Dataset entries:
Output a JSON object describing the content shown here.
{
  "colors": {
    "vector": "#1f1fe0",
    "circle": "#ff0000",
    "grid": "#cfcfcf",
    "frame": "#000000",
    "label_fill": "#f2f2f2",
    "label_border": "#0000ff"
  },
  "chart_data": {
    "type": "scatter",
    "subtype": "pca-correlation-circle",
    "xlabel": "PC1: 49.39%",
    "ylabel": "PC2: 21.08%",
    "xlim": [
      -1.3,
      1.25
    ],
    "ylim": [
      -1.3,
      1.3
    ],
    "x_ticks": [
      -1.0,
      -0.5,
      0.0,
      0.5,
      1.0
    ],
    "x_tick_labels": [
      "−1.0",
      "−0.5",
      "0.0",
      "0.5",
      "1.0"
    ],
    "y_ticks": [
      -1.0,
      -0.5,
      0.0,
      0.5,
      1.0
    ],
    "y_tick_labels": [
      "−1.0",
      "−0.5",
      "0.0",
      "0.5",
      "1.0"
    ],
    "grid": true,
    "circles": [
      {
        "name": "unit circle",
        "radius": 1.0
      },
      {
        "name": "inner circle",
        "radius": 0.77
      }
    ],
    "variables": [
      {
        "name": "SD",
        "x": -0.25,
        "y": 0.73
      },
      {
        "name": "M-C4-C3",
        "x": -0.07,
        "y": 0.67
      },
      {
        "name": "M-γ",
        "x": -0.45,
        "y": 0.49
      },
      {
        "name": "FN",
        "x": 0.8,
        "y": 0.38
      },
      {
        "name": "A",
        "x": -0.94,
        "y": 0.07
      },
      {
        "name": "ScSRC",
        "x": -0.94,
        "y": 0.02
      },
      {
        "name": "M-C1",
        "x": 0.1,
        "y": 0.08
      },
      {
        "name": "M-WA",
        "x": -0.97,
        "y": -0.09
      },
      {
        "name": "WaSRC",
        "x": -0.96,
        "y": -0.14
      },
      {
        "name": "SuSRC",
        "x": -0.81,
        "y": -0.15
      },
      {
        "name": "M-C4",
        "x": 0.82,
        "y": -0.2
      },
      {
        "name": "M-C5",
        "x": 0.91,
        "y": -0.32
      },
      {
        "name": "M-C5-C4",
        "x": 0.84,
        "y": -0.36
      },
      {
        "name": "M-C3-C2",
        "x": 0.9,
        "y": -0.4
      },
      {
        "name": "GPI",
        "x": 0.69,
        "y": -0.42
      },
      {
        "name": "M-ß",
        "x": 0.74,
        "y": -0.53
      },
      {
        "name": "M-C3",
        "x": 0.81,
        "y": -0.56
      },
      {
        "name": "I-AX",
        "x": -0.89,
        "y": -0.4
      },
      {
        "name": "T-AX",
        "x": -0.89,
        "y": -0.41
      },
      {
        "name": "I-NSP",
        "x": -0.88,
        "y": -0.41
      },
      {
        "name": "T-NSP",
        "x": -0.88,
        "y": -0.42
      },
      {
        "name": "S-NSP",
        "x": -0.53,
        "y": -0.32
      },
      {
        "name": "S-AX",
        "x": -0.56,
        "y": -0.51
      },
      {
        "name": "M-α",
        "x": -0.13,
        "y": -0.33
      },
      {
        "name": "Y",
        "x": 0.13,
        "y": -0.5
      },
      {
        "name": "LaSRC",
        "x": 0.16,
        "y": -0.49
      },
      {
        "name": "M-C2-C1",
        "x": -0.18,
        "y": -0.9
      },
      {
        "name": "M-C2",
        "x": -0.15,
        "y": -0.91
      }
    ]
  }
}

▶ _REQUIREMENTS_: Retype the records that precede this task, keeping them exactly the same.

▶ _RESULT OF THIS TASK_:
Output a JSON object describing the content shown here.
{
  "colors": {
    "vector": "#1f1fe0",
    "circle": "#ff0000",
    "grid": "#cfcfcf",
    "frame": "#000000",
    "label_fill": "#f2f2f2",
    "label_border": "#0000ff"
  },
  "chart_data": {
    "type": "scatter",
    "subtype": "pca-correlation-circle",
    "xlabel": "PC1: 49.39%",
    "ylabel": "PC2: 21.08%",
    "xlim": [
      -1.3,
      1.25
    ],
    "ylim": [
      -1.3,
      1.3
    ],
    "x_ticks": [
      -1.0,
      -0.5,
      0.0,
      0.5,
      1.0
    ],
    "x_tick_labels": [
      "−1.0",
      "−0.5",
      "0.0",
      "0.5",
      "1.0"
    ],
    "y_ticks": [
      -1.0,
      -0.5,
      0.0,
      0.5,
      1.0
    ],
    "y_tick_labels": [
      "−1.0",
      "−0.5",
      "0.0",
      "0.5",
      "1.0"
    ],
    "grid": true,
    "circles": [
      {
        "name": "unit circle",
        "radius": 1.0
      },
      {
        "name": "inner circle",
        "radius": 0.77
      }
    ],
    "variables": [
      {
        "name": "SD",
        "x": -0.25,
        "y": 0.73
      },
      {
        "name": "M-C4-C3",
        "x": -0.07,
        "y": 0.67
      },
      {
        "name": "M-γ",
        "x": -0.45,
        "y": 0.49
      },
      {
        "name": "FN",
        "x": 0.8,
        "y": 0.38
      },
      {
        "name": "A",
        "x": -0.94,
        "y": 0.07
      },
      {
        "name": "ScSRC",
        "x": -0.94,
        "y": 0.02
      },
      {
        "name": "M-C1",
        "x": 0.1,
        "y": 0.08
      },
      {
        "name": "M-WA",
        "x": -0.97,
        "y": -0.09
      },
      {
        "name": "WaSRC",
        "x": -0.96,
        "y": -0.14
      },
      {
        "name": "SuSRC",
        "x": -0.81,
        "y": -0.15
      },
      {
        "name": "M-C4",
        "x": 0.82,
        "y": -0.2
      },
      {
        "name": "M-C5",
        "x": 0.91,
        "y": -0.32
      },
      {
        "name": "M-C5-C4",
        "x": 0.84,
        "y": -0.36
      },
      {
        "name": "M-C3-C2",
        "x": 0.9,
        "y": -0.4
      },
      {
        "name": "GPI",
        "x": 0.69,
        "y": -0.42
      },
      {
        "name": "M-ß",
        "x": 0.74,
        "y": -0.53
      },
      {
        "name": "M-C3",
        "x": 0.81,
        "y": -0.56
      },
      {
        "name": "I-AX",
        "x": -0.89,
        "y": -0.4
      },
      {
        "name": "T-AX",
        "x": -0.89,
        "y": -0.41
      },
      {
        "name": "I-NSP",
        "x": -0.88,
        "y": -0.41
      },
      {
        "name": "T-NSP",
        "x": -0.88,
        "y": -0.42
      },
      {
        "name": "S-NSP",
        "x": -0.53,
        "y": -0.32
      },
      {
        "name": "S-AX",
        "x": -0.56,
        "y": -0.51
      },
      {
        "name": "M-α",
        "x": -0.13,
        "y": -0.33
      },
      {
        "name": "Y",
        "x": 0.13,
        "y": -0.5
      },
      {
        "name": "LaSRC",
        "x": 0.16,
        "y": -0.49
      },
      {
        "name": "M-C2-C1",
        "x": -0.18,
        "y": -0.9
      },
      {
        "name": "M-C2",
        "x": -0.15,
        "y": -0.91
      }
    ]
  }
}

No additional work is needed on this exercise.